Written task:
Print all of the entries exactly, minus the pictures.

·····

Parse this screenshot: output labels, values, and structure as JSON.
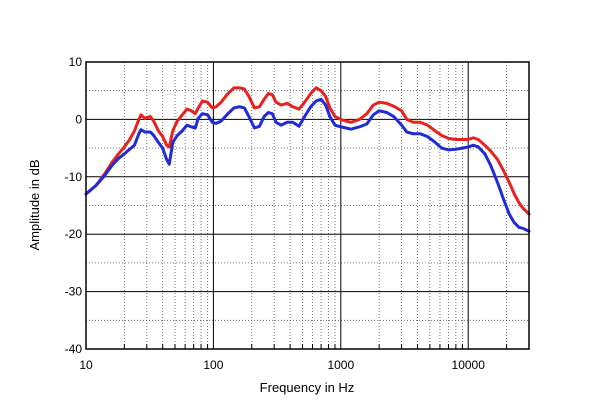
{
  "chart_data": {
    "type": "line",
    "title": "",
    "xlabel": "Frequency in Hz",
    "ylabel": "Amplitude in dB",
    "xscale": "log",
    "xlim": [
      10,
      30000
    ],
    "ylim": [
      -40,
      10
    ],
    "x_ticks": [
      10,
      100,
      1000,
      10000
    ],
    "x_tick_labels": [
      "10",
      "100",
      "1000",
      "10000"
    ],
    "y_ticks": [
      10,
      0,
      -10,
      -20,
      -30,
      -40
    ],
    "y_tick_labels": [
      "10",
      "0",
      "-10",
      "-20",
      "-30",
      "-40"
    ],
    "grid": "dotted minor, solid major",
    "series": [
      {
        "name": "red trace",
        "color": "#e8231f",
        "points": [
          [
            10,
            -13
          ],
          [
            12,
            -11.5
          ],
          [
            14,
            -9.5
          ],
          [
            16,
            -7.5
          ],
          [
            18,
            -6
          ],
          [
            20,
            -4.8
          ],
          [
            22,
            -3.5
          ],
          [
            24,
            -2
          ],
          [
            26,
            0
          ],
          [
            27,
            0.8
          ],
          [
            29,
            0.2
          ],
          [
            32,
            0.5
          ],
          [
            34,
            -0.3
          ],
          [
            37,
            -2
          ],
          [
            40,
            -3
          ],
          [
            43,
            -4.5
          ],
          [
            45,
            -4.8
          ],
          [
            48,
            -2
          ],
          [
            52,
            -0.3
          ],
          [
            57,
            0.8
          ],
          [
            62,
            1.8
          ],
          [
            67,
            1.5
          ],
          [
            72,
            1
          ],
          [
            76,
            2
          ],
          [
            82,
            3.2
          ],
          [
            90,
            3
          ],
          [
            98,
            2
          ],
          [
            105,
            2.2
          ],
          [
            115,
            3
          ],
          [
            130,
            4.5
          ],
          [
            145,
            5.5
          ],
          [
            160,
            5.5
          ],
          [
            175,
            5.3
          ],
          [
            190,
            4
          ],
          [
            210,
            2
          ],
          [
            230,
            2.2
          ],
          [
            250,
            3.5
          ],
          [
            270,
            4.5
          ],
          [
            290,
            4.3
          ],
          [
            310,
            3
          ],
          [
            340,
            2.5
          ],
          [
            380,
            2.8
          ],
          [
            420,
            2.2
          ],
          [
            470,
            1.8
          ],
          [
            520,
            3
          ],
          [
            580,
            4.5
          ],
          [
            640,
            5.5
          ],
          [
            700,
            5
          ],
          [
            760,
            4
          ],
          [
            820,
            2
          ],
          [
            900,
            0.5
          ],
          [
            1000,
            0
          ],
          [
            1100,
            -0.3
          ],
          [
            1200,
            -0.5
          ],
          [
            1400,
            0
          ],
          [
            1600,
            1
          ],
          [
            1800,
            2.5
          ],
          [
            2000,
            3
          ],
          [
            2300,
            2.8
          ],
          [
            2600,
            2.3
          ],
          [
            3000,
            1.5
          ],
          [
            3300,
            0
          ],
          [
            3700,
            -0.5
          ],
          [
            4200,
            -0.5
          ],
          [
            4800,
            -1
          ],
          [
            5500,
            -2
          ],
          [
            6200,
            -2.8
          ],
          [
            7000,
            -3.3
          ],
          [
            8000,
            -3.5
          ],
          [
            9000,
            -3.5
          ],
          [
            10000,
            -3.5
          ],
          [
            11000,
            -3.2
          ],
          [
            12000,
            -3.5
          ],
          [
            13500,
            -4.5
          ],
          [
            15000,
            -5.5
          ],
          [
            17000,
            -7
          ],
          [
            19000,
            -9
          ],
          [
            21000,
            -11
          ],
          [
            23000,
            -13
          ],
          [
            25000,
            -14.5
          ],
          [
            27000,
            -15.5
          ],
          [
            30000,
            -16.5
          ]
        ]
      },
      {
        "name": "blue trace",
        "color": "#1f2bd6",
        "points": [
          [
            10,
            -13
          ],
          [
            12,
            -11.5
          ],
          [
            14,
            -9.8
          ],
          [
            16,
            -8
          ],
          [
            18,
            -6.8
          ],
          [
            20,
            -6
          ],
          [
            22,
            -5.2
          ],
          [
            24,
            -4.5
          ],
          [
            26,
            -2.5
          ],
          [
            27,
            -1.8
          ],
          [
            29,
            -2.2
          ],
          [
            32,
            -2.2
          ],
          [
            34,
            -2.8
          ],
          [
            37,
            -4
          ],
          [
            40,
            -5
          ],
          [
            43,
            -7
          ],
          [
            45,
            -7.8
          ],
          [
            48,
            -4
          ],
          [
            52,
            -2.8
          ],
          [
            57,
            -2
          ],
          [
            62,
            -1
          ],
          [
            67,
            -1.3
          ],
          [
            72,
            -1.5
          ],
          [
            76,
            0.2
          ],
          [
            82,
            1
          ],
          [
            90,
            0.8
          ],
          [
            98,
            -0.5
          ],
          [
            105,
            -0.7
          ],
          [
            115,
            -0.3
          ],
          [
            130,
            1
          ],
          [
            145,
            2
          ],
          [
            160,
            2.2
          ],
          [
            175,
            2
          ],
          [
            190,
            0.5
          ],
          [
            210,
            -1.5
          ],
          [
            230,
            -1.2
          ],
          [
            250,
            0.5
          ],
          [
            270,
            1.2
          ],
          [
            290,
            1
          ],
          [
            310,
            -0.5
          ],
          [
            340,
            -1
          ],
          [
            380,
            -0.5
          ],
          [
            420,
            -0.5
          ],
          [
            470,
            -1.2
          ],
          [
            520,
            0.5
          ],
          [
            580,
            2.2
          ],
          [
            640,
            3.2
          ],
          [
            700,
            3.5
          ],
          [
            760,
            2.5
          ],
          [
            820,
            0.5
          ],
          [
            900,
            -1
          ],
          [
            1000,
            -1.3
          ],
          [
            1100,
            -1.5
          ],
          [
            1200,
            -1.7
          ],
          [
            1400,
            -1.3
          ],
          [
            1600,
            -0.8
          ],
          [
            1800,
            0.8
          ],
          [
            2000,
            1.5
          ],
          [
            2300,
            1.2
          ],
          [
            2600,
            0.5
          ],
          [
            3000,
            -1
          ],
          [
            3300,
            -2.2
          ],
          [
            3700,
            -2.5
          ],
          [
            4200,
            -2.5
          ],
          [
            4800,
            -3
          ],
          [
            5500,
            -4
          ],
          [
            6200,
            -5
          ],
          [
            7000,
            -5.3
          ],
          [
            8000,
            -5.2
          ],
          [
            9000,
            -5
          ],
          [
            10000,
            -4.8
          ],
          [
            11000,
            -4.5
          ],
          [
            12000,
            -4.8
          ],
          [
            13500,
            -6
          ],
          [
            15000,
            -8
          ],
          [
            17000,
            -11
          ],
          [
            19000,
            -14
          ],
          [
            21000,
            -16.5
          ],
          [
            23000,
            -18
          ],
          [
            25000,
            -18.8
          ],
          [
            27000,
            -19
          ],
          [
            30000,
            -19.5
          ]
        ]
      }
    ]
  }
}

·····

Solution to the exercise:
Parse this screenshot: output labels, values, and structure as JSON.
{
  "chart_data": {
    "type": "line",
    "title": "",
    "xlabel": "Frequency in Hz",
    "ylabel": "Amplitude in dB",
    "xscale": "log",
    "xlim": [
      10,
      30000
    ],
    "ylim": [
      -40,
      10
    ],
    "x_ticks": [
      10,
      100,
      1000,
      10000
    ],
    "x_tick_labels": [
      "10",
      "100",
      "1000",
      "10000"
    ],
    "y_ticks": [
      10,
      0,
      -10,
      -20,
      -30,
      -40
    ],
    "y_tick_labels": [
      "10",
      "0",
      "-10",
      "-20",
      "-30",
      "-40"
    ],
    "grid": "dotted minor, solid major",
    "series": [
      {
        "name": "red trace",
        "color": "#e8231f",
        "points": [
          [
            10,
            -13
          ],
          [
            12,
            -11.5
          ],
          [
            14,
            -9.5
          ],
          [
            16,
            -7.5
          ],
          [
            18,
            -6
          ],
          [
            20,
            -4.8
          ],
          [
            22,
            -3.5
          ],
          [
            24,
            -2
          ],
          [
            26,
            0
          ],
          [
            27,
            0.8
          ],
          [
            29,
            0.2
          ],
          [
            32,
            0.5
          ],
          [
            34,
            -0.3
          ],
          [
            37,
            -2
          ],
          [
            40,
            -3
          ],
          [
            43,
            -4.5
          ],
          [
            45,
            -4.8
          ],
          [
            48,
            -2
          ],
          [
            52,
            -0.3
          ],
          [
            57,
            0.8
          ],
          [
            62,
            1.8
          ],
          [
            67,
            1.5
          ],
          [
            72,
            1
          ],
          [
            76,
            2
          ],
          [
            82,
            3.2
          ],
          [
            90,
            3
          ],
          [
            98,
            2
          ],
          [
            105,
            2.2
          ],
          [
            115,
            3
          ],
          [
            130,
            4.5
          ],
          [
            145,
            5.5
          ],
          [
            160,
            5.5
          ],
          [
            175,
            5.3
          ],
          [
            190,
            4
          ],
          [
            210,
            2
          ],
          [
            230,
            2.2
          ],
          [
            250,
            3.5
          ],
          [
            270,
            4.5
          ],
          [
            290,
            4.3
          ],
          [
            310,
            3
          ],
          [
            340,
            2.5
          ],
          [
            380,
            2.8
          ],
          [
            420,
            2.2
          ],
          [
            470,
            1.8
          ],
          [
            520,
            3
          ],
          [
            580,
            4.5
          ],
          [
            640,
            5.5
          ],
          [
            700,
            5
          ],
          [
            760,
            4
          ],
          [
            820,
            2
          ],
          [
            900,
            0.5
          ],
          [
            1000,
            0
          ],
          [
            1100,
            -0.3
          ],
          [
            1200,
            -0.5
          ],
          [
            1400,
            0
          ],
          [
            1600,
            1
          ],
          [
            1800,
            2.5
          ],
          [
            2000,
            3
          ],
          [
            2300,
            2.8
          ],
          [
            2600,
            2.3
          ],
          [
            3000,
            1.5
          ],
          [
            3300,
            0
          ],
          [
            3700,
            -0.5
          ],
          [
            4200,
            -0.5
          ],
          [
            4800,
            -1
          ],
          [
            5500,
            -2
          ],
          [
            6200,
            -2.8
          ],
          [
            7000,
            -3.3
          ],
          [
            8000,
            -3.5
          ],
          [
            9000,
            -3.5
          ],
          [
            10000,
            -3.5
          ],
          [
            11000,
            -3.2
          ],
          [
            12000,
            -3.5
          ],
          [
            13500,
            -4.5
          ],
          [
            15000,
            -5.5
          ],
          [
            17000,
            -7
          ],
          [
            19000,
            -9
          ],
          [
            21000,
            -11
          ],
          [
            23000,
            -13
          ],
          [
            25000,
            -14.5
          ],
          [
            27000,
            -15.5
          ],
          [
            30000,
            -16.5
          ]
        ]
      },
      {
        "name": "blue trace",
        "color": "#1f2bd6",
        "points": [
          [
            10,
            -13
          ],
          [
            12,
            -11.5
          ],
          [
            14,
            -9.8
          ],
          [
            16,
            -8
          ],
          [
            18,
            -6.8
          ],
          [
            20,
            -6
          ],
          [
            22,
            -5.2
          ],
          [
            24,
            -4.5
          ],
          [
            26,
            -2.5
          ],
          [
            27,
            -1.8
          ],
          [
            29,
            -2.2
          ],
          [
            32,
            -2.2
          ],
          [
            34,
            -2.8
          ],
          [
            37,
            -4
          ],
          [
            40,
            -5
          ],
          [
            43,
            -7
          ],
          [
            45,
            -7.8
          ],
          [
            48,
            -4
          ],
          [
            52,
            -2.8
          ],
          [
            57,
            -2
          ],
          [
            62,
            -1
          ],
          [
            67,
            -1.3
          ],
          [
            72,
            -1.5
          ],
          [
            76,
            0.2
          ],
          [
            82,
            1
          ],
          [
            90,
            0.8
          ],
          [
            98,
            -0.5
          ],
          [
            105,
            -0.7
          ],
          [
            115,
            -0.3
          ],
          [
            130,
            1
          ],
          [
            145,
            2
          ],
          [
            160,
            2.2
          ],
          [
            175,
            2
          ],
          [
            190,
            0.5
          ],
          [
            210,
            -1.5
          ],
          [
            230,
            -1.2
          ],
          [
            250,
            0.5
          ],
          [
            270,
            1.2
          ],
          [
            290,
            1
          ],
          [
            310,
            -0.5
          ],
          [
            340,
            -1
          ],
          [
            380,
            -0.5
          ],
          [
            420,
            -0.5
          ],
          [
            470,
            -1.2
          ],
          [
            520,
            0.5
          ],
          [
            580,
            2.2
          ],
          [
            640,
            3.2
          ],
          [
            700,
            3.5
          ],
          [
            760,
            2.5
          ],
          [
            820,
            0.5
          ],
          [
            900,
            -1
          ],
          [
            1000,
            -1.3
          ],
          [
            1100,
            -1.5
          ],
          [
            1200,
            -1.7
          ],
          [
            1400,
            -1.3
          ],
          [
            1600,
            -0.8
          ],
          [
            1800,
            0.8
          ],
          [
            2000,
            1.5
          ],
          [
            2300,
            1.2
          ],
          [
            2600,
            0.5
          ],
          [
            3000,
            -1
          ],
          [
            3300,
            -2.2
          ],
          [
            3700,
            -2.5
          ],
          [
            4200,
            -2.5
          ],
          [
            4800,
            -3
          ],
          [
            5500,
            -4
          ],
          [
            6200,
            -5
          ],
          [
            7000,
            -5.3
          ],
          [
            8000,
            -5.2
          ],
          [
            9000,
            -5
          ],
          [
            10000,
            -4.8
          ],
          [
            11000,
            -4.5
          ],
          [
            12000,
            -4.8
          ],
          [
            13500,
            -6
          ],
          [
            15000,
            -8
          ],
          [
            17000,
            -11
          ],
          [
            19000,
            -14
          ],
          [
            21000,
            -16.5
          ],
          [
            23000,
            -18
          ],
          [
            25000,
            -18.8
          ],
          [
            27000,
            -19
          ],
          [
            30000,
            -19.5
          ]
        ]
      }
    ]
  }
}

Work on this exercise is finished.